Consignes de l'exercice:
1) Répondez brièvement à ces questions sur l'extrait :
(a) À quoi se limitaient les examens médicaux subis ?
(b) Combien de temps a-t-il fallu à Michel Cariou pour obtenir les véritables résultats de son examen ?
(c) En quelle année a eu lieu le premier passage au SMSR ?
2) Recopiez fidèlement le passage de l'extrait qui va de « Je soutiens que » jusqu'à « effectuer ces recherches. ».

Extrait:
○ ○ ○ ○ ○ ○ ○
Les examens médicaux que nous subissions étaient pour le moins sommaires, et se bornaient à une spectrométrie gamma. Les rayonnements alpha et bêta, que j'ai évoqués précédemment, n'étaient absolument pas détectés et même très peu recherchés, du moins à ma connaissance. À ma connaissance, une seule personne a bénéficié d'un examen approfondi. Vous la connaissez bien, Monsieur le président, puisqu'il s'agit de mon ami Michel Cariou. Il lui a fallu quarante ans pour obtenir les véritables résultats de cet examen, qui a révélé une contamination au strontium 90 trois fois supérieure à la norme de l'époque, et treize fois supérieurs à la norme actuelle.
Je soutiens que nous avons tous été contaminés au strontium 90, alors qu'on voudrait nous faire croire que la contamination se limite au césium 137. Le césium 137 est un émetteur gamma, facilement mesurable. En revanche, pour mesurer la contamination aux rayonnements alpha et bêta, il est impératif de réaliser des analyses d'urine et de selles. Lors de mon premier passage au SMSR, en 1966, l'identification et la recherche des produits radioactifs étaient encore en phase d'expérimentation. Le corps médical, à cette époque, manquait de compétences, de moyens et de ressources humaines pour effectuer ces recherches.
○ ○ ○ ○ ○ ○ ○
Données enregistrées:

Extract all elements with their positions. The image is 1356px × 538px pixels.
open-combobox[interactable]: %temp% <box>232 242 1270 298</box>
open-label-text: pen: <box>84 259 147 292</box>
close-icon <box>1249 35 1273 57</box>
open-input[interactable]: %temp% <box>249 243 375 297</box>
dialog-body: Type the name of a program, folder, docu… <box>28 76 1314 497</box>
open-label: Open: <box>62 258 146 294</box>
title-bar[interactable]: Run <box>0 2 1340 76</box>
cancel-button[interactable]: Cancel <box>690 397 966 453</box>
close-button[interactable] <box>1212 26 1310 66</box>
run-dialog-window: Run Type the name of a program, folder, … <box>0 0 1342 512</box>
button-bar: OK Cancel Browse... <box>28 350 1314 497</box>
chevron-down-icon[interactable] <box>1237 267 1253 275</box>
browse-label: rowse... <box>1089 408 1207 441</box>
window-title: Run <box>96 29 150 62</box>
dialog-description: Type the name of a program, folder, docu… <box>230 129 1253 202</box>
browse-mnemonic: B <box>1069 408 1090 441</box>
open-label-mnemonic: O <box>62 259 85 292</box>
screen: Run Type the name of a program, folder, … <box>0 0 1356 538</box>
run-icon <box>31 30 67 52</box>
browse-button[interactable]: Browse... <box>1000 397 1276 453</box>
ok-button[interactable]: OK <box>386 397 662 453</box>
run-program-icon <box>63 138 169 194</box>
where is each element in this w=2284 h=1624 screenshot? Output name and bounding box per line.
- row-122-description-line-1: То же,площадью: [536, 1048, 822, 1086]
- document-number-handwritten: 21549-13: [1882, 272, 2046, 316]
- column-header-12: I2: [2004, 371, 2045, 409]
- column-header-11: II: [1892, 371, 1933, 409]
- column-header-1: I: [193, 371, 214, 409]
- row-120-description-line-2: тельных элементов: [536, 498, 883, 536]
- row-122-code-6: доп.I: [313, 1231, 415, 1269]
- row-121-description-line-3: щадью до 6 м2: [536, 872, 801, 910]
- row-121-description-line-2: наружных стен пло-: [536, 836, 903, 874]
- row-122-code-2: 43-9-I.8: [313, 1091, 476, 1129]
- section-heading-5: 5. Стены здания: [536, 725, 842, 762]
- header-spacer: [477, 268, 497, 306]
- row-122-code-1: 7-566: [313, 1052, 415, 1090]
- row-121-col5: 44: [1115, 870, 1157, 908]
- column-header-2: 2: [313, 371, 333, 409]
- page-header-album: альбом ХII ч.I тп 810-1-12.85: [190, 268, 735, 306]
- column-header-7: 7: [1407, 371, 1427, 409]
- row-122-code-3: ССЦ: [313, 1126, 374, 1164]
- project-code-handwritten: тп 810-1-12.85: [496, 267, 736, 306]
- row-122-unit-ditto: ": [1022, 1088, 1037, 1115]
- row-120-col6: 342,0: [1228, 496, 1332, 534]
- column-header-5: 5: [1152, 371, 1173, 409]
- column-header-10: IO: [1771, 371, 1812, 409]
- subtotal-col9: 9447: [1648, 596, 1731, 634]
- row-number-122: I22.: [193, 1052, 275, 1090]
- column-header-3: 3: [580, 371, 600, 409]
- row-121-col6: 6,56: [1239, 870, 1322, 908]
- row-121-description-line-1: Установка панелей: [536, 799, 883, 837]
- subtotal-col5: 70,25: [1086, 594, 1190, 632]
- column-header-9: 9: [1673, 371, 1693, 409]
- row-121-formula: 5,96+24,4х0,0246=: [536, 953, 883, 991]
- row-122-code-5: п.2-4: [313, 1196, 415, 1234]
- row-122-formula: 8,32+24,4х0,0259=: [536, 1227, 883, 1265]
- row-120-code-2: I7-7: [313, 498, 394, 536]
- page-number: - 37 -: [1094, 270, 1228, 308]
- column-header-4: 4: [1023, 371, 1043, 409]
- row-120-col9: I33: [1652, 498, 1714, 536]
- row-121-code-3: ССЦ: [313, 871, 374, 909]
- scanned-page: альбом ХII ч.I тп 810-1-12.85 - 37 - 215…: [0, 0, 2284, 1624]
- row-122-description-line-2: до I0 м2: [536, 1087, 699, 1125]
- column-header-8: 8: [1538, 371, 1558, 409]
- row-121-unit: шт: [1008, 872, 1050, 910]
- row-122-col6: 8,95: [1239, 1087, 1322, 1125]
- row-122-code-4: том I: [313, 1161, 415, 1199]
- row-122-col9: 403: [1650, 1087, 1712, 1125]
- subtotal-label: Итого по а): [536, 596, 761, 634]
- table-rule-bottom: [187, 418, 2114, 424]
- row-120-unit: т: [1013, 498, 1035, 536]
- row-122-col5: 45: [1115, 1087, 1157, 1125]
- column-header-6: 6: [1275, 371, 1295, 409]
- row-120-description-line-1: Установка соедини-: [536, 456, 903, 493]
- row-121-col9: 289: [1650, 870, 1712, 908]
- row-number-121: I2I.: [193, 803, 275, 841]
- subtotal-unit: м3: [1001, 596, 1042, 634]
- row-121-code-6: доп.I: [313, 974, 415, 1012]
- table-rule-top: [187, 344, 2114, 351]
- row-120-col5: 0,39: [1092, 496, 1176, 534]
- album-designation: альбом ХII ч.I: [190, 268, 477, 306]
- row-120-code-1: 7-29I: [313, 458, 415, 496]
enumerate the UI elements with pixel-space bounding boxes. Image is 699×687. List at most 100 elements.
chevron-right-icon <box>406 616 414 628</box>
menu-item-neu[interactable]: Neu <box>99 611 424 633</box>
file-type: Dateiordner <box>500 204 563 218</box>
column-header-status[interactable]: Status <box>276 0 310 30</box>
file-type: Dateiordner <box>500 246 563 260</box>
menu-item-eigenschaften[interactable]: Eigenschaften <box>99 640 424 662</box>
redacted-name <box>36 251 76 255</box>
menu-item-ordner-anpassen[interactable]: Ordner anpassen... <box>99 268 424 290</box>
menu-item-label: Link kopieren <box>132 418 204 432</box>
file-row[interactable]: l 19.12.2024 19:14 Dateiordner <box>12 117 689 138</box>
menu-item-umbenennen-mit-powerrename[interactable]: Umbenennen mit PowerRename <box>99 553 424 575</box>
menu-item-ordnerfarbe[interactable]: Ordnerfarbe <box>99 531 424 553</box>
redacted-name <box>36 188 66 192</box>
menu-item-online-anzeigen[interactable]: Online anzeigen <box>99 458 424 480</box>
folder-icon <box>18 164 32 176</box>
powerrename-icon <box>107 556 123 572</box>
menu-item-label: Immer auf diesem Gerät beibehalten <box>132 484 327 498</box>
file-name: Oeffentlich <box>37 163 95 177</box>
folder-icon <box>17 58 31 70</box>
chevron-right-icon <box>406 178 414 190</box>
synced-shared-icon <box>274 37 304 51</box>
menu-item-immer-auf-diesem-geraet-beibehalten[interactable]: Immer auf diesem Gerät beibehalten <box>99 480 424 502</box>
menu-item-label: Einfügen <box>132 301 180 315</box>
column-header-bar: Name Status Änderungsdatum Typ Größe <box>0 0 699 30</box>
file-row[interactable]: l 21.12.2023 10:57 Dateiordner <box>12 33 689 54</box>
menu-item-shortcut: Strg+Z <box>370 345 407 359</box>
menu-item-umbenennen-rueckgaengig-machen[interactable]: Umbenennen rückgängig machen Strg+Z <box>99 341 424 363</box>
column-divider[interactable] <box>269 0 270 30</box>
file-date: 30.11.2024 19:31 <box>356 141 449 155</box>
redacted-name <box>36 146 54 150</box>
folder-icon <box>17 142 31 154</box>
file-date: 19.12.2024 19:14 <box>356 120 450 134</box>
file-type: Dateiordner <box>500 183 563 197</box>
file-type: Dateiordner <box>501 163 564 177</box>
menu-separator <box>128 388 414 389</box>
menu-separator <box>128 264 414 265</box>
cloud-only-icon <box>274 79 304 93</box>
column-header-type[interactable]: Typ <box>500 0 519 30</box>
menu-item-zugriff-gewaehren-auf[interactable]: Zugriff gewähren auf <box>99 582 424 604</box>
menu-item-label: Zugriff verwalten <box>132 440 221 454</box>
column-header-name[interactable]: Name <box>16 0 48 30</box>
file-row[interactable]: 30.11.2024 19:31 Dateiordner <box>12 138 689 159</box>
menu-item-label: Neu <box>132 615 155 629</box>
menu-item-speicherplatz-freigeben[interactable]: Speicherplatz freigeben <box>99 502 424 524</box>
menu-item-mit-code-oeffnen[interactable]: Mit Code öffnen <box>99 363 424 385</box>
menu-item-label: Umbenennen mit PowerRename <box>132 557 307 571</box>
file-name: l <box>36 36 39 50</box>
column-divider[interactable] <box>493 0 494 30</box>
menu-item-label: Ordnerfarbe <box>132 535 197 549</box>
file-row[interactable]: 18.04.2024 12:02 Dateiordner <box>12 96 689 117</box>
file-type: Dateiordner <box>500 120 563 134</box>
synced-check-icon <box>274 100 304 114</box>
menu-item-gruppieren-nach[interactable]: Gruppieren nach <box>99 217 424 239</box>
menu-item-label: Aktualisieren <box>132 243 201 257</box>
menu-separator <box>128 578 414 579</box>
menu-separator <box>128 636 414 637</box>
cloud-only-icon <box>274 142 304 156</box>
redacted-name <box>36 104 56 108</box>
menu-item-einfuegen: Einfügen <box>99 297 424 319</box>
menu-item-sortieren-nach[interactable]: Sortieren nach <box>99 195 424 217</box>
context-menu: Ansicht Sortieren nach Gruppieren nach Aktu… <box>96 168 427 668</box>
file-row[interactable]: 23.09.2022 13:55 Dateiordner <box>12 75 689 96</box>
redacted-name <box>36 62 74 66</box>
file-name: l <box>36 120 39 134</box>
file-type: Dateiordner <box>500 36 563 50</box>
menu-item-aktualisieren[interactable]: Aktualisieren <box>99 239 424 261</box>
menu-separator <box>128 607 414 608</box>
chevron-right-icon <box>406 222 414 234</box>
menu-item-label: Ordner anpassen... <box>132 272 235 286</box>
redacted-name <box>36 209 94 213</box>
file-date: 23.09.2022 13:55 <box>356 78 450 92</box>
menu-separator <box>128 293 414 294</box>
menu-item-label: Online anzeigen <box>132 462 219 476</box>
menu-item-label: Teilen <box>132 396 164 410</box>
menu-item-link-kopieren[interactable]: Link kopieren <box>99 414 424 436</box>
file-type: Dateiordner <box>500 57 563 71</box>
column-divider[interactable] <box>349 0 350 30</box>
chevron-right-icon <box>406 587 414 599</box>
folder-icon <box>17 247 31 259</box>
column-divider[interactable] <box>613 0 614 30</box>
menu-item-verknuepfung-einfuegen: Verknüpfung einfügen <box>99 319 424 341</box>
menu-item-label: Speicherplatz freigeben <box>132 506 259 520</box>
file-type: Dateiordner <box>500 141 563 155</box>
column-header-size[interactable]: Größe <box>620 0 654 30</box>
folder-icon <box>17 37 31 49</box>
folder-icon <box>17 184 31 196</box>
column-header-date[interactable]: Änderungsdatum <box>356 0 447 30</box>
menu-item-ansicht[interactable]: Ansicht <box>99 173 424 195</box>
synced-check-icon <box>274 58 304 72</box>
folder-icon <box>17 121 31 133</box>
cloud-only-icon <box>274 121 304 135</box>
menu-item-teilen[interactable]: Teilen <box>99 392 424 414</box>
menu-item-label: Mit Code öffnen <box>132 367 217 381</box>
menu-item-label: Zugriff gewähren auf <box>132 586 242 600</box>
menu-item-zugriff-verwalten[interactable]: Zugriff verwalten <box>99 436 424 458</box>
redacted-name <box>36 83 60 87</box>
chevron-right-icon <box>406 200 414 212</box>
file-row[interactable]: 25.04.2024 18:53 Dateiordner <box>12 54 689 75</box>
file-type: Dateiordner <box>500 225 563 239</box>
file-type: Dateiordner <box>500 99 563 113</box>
○ ○ ○ ○ ○ ○ ○
Corrigé par tâche:
1)
(a) À une spectrométrie gamma.
(b) Quarante ans.
(c) En 1966.

2)
Je soutiens que nous avons tous été contaminés au strontium 90, alors qu'on voudrait nous faire croire que la contamination se limite au césium 137. Le césium 137 est un émetteur gamma, facilement mesurable. En revanche, pour mesurer la contamination aux rayonnements alpha et bêta, il est impératif de réaliser des analyses d'urine et de selles. Lors de mon premier passage au SMSR, en 1966, l'identification et la recherche des produits radioactifs étaient encore en phase d'expérimentation. Le corps médical, à cette époque, manquait de compétences, de moyens et de ressources humaines pour effectuer ces recherches.